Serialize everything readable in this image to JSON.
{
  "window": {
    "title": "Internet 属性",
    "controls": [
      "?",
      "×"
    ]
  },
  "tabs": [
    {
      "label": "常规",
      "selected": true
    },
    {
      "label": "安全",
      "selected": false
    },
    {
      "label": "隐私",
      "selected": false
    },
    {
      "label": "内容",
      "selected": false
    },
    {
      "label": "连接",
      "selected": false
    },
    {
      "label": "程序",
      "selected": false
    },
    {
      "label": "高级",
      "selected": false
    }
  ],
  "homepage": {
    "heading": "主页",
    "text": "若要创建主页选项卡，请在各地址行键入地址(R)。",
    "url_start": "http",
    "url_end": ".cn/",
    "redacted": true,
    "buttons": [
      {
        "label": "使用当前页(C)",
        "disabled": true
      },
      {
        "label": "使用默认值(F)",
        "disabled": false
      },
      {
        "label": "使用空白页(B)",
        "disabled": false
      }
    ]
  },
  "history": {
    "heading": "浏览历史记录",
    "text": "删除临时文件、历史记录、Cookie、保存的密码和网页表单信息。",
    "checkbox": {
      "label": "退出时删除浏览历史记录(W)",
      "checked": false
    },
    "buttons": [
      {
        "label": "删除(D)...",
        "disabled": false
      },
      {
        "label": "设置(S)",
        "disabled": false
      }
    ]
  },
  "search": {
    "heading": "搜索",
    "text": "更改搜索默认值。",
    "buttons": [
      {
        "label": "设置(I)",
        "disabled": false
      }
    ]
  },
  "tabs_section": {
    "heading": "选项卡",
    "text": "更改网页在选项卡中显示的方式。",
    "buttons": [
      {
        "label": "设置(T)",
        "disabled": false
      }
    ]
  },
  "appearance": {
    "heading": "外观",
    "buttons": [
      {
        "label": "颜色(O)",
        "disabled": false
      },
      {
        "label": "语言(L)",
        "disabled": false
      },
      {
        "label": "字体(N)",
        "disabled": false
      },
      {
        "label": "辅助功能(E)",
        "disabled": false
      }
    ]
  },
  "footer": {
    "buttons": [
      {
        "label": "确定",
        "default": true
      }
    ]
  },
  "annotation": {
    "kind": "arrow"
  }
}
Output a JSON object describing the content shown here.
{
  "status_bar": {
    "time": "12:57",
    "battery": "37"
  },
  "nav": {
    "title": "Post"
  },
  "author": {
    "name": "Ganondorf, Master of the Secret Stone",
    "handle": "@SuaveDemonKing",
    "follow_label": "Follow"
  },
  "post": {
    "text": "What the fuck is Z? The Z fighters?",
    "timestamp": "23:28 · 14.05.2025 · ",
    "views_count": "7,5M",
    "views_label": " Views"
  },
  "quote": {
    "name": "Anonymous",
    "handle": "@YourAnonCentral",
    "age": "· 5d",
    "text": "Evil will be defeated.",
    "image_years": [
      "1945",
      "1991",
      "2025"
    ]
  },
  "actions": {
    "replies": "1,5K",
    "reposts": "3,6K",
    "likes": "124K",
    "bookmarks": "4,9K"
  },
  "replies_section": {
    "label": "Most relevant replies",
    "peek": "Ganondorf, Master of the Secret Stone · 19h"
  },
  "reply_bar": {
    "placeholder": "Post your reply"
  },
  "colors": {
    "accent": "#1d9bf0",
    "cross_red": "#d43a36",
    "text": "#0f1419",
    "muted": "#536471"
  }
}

Short exercise: Only lines holding the string "true" are wanted; gather each one from the entries above.

Result of the exercise:
      "selected": true
    "redacted": true,
        "disabled": true
        "default": true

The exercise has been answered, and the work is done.